Extrait du texte:
Gantois d'origine, Ardennais d'adoption, vous chantez la lumière des Polders. Synthèse singulière, n'est-il pas ?
Le simple fait que je sois né à Gand intrigue souvent les journalistes plus que le contenu de mes livres. C’est la preuve, je crois, que tout se termine quand tout n’a pas encore commencé. Il faut se refuser à toute illusion sauf à celle d’exister. J’ai vécu à Bruxelles une vingtaine d’années avant de venir travailler à Bastogne : c’est une réalité biographique. Mais il y a les paysages psychiques. Or, ceux-là, dans mes livres, ce sont des recréations de la Semois d’une part et des polders, de l’autre. Pourquoi ? Parce que ma sensibilité s’y retrouve, tout simplement, ainsi qu’une certaine douleur d’être au monde. J’aime la lumière par-dessus tout ; c’est le baume absolu, un équivalent de la tendresse. Dans Polders (Bernard Gilson éditeur), je tente de la glisser entre les mots, dans la respiration de la phrase : c’est une préoccupation première. Que tout respire, que la vie surgisse, afin que chacun, par la rencontre, puisse naître, malgré les détresses.
Vous sentez-vous, comme écrivain, citoyen de Ce Pays "où le rêve est la seule chance d'échapper à un trop maigre destin" ?
Mon travail littéraire est le résultat d’une fécondation : une sensibilité liée à la Flandre, l’usage de la langue française. Ce mélange fait-il un Belge ? Peut-être, mais alors un Belge qui rêve plus qu’il ne vit et songe à cette enfance où tout semblait s’ouvrir à l’espérance.
Pourquoi les Polders, et non la Campine ou la Gaume ? Leur lumière, leur ciel, un certain vide ?
Oui, il y a là-bas les noces de l’eau, de la terre et du ciel, et le vide que seule la phrase remplit comme le sel le sablier, avant le prochain livre, et le suivant, jusqu’à la fin des choses.
J'aime que les machines vous horripilent, comme vous l'illustrez avec esprit dans On progresse (Le Dilettante). Toutes ? Non, le vélocipède semble exercer sur vous une trouble fascination ...
C’est moins la machine qui m’horripile que ses utilisations. Et ses utilisateurs. Pardonnons ses utilisatrices lorsqu’elles se déhanchent à vélo. Le monde technique me fascine depuis que j’y enseigne, soit depuis une trentaine d’années. Si j’avais à écrire sur l’école, ce serait pour remercier mes élèves. Je crois d’ailleurs que le travail de l’écrivain commence et finit par la main. Le cerveau rationnel, celui qui juge, compte et contrôle, est l’ennemi d’une écriture inspirée. Quand j’écris, je rejoins l’ignorance profonde de tout et de tous. Dans On progresse, je m’élève avec humour contre une des aliénations de notre temps : la dictature des objets, manifestation de la bêtise consumériste et technologique. Une question me vient : pourquoi nos contemporains semblent-ils à ce point jouir de leur défaite ? Pourquoi collaborent-ils avec autant d’ardeur à un projet qui n’est pas celui de l’Homme ?

Consigne 1: Extrayez de l'entretien avec l'écrivain le passage qui va de « Vous sentez-vous, comme » jusqu'à « s’ouvrir à l’espérance. » inclus.
Consigne 2: D'après l'entretien avec l'écrivain, combien de temps a-t-il vécu à Bruxelles avant de venir travailler à Bastogne ?
Consigne 3: Poursuivez l'entretien avec l'écrivain à partir de sa dernière phrase.

Données:
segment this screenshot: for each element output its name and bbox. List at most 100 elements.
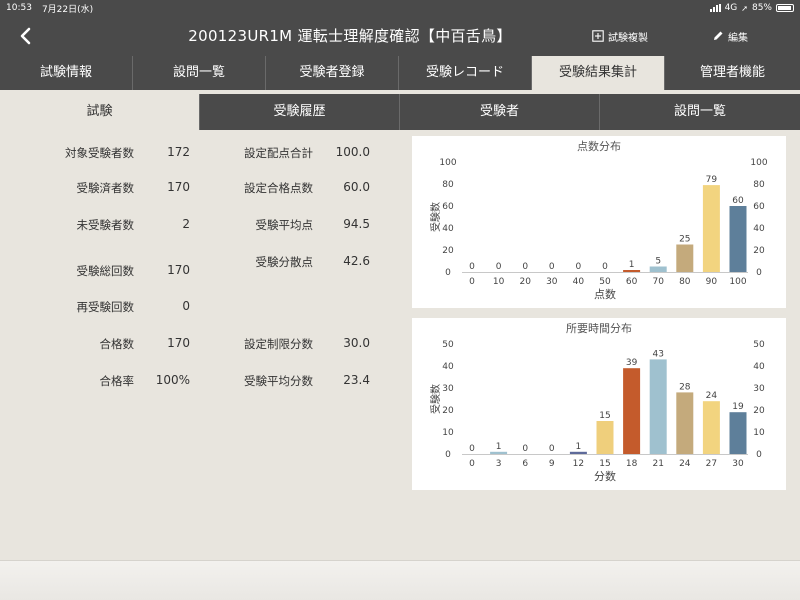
...
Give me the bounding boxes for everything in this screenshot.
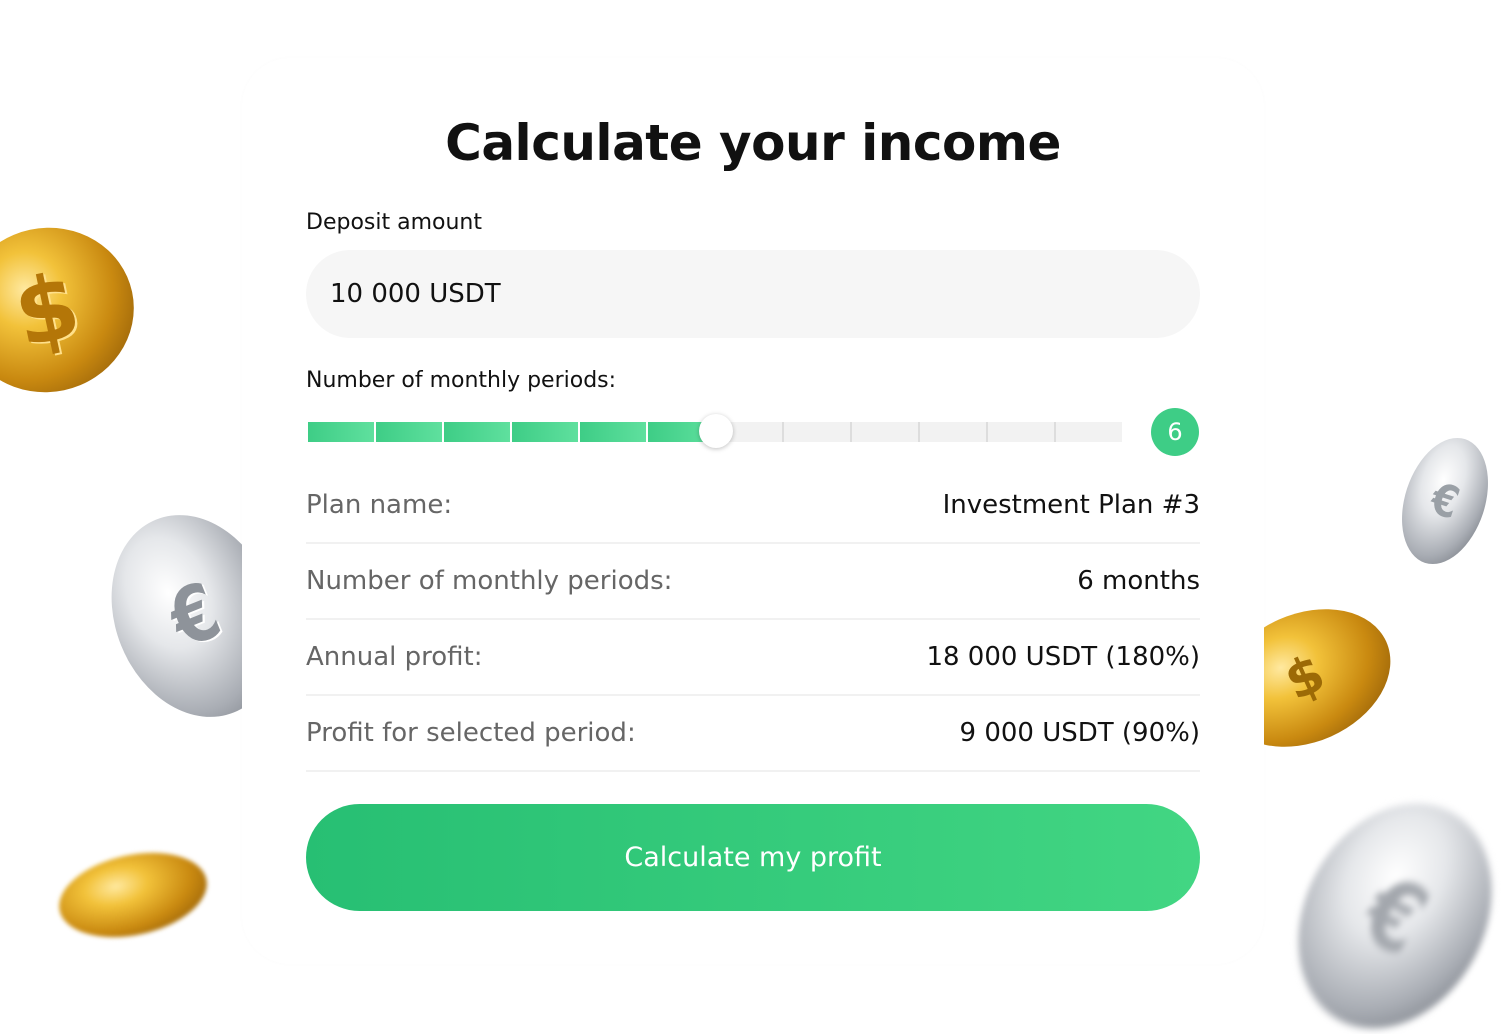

Réponse 1:
Vous sentez-vous, comme écrivain, citoyen de Ce Pays "où le rêve est la seule chance d'échapper à un trop maigre destin" ?
Mon travail littéraire est le résultat d’une fécondation : une sensibilité liée à la Flandre, l’usage de la langue française. Ce mélange fait-il un Belge ? Peut-être, mais alors un Belge qui rêve plus qu’il ne vit et songe à cette enfance où tout semblait s’ouvrir à l’espérance.

Réponse 2: Une vingtaine d'années.

Réponse 3:
Vous publiez en ce mois d’octobre Je ne suis pas un cadeau … Une sorte d’autobiographie ?
Hélas, non, sauf à admettre que les livres tiennent lieu de biographie. Je ne suis pas un cadeau rassemble des chroniques consacrées aux cadeaux de bienveillance, aux cadeaux de courtoisie et aux cadeaux empoisonnés.
Lesquels préférez-vous ?
Dans la vie, les premiers ; en littérature, le cadeau empoisonné est une bénédiction. D’ailleurs, chaque texte a son dédicataire. Si l’épouse reçoit des fleurs, la veuve se voit octroyer une urne funéraire. La tête d’affiche va au politicien gauchement à droite, le rendez-vous chez le dentiste à son professeur de mathématiques. Le psy de service obtient, lui, un pèse-personne …
Pour quelle raison ?
La surcharge pondérale ne constitue pas le moindre des tracas, surtout dans les pays où l’on mange trop par manque d’amour. Je propose donc une méthode infaillible pour perdre les kilos superflus …
Thérapie par le rire ?
Je souhaite, en effet, que ce livre invite à l’humour, tout en permettant de méditer sur nos vies et nos travers, en offrant un certain plaisir esthétique.
Vous publiez ce livre chez un éditeur bordelais, Finitude. Pourquoi ?
Finitude me semblait le seul éditeur capable de fabriquer un aussi bel objet. De plus, j’ai beaucoup d’affinités avec les auteurs qui figurent à leur catalogue : Jean Forton, Raymond Guérin, Gilles Ortlieb, Marc Bernard, …
Vos projets (à part boire un Orval) ?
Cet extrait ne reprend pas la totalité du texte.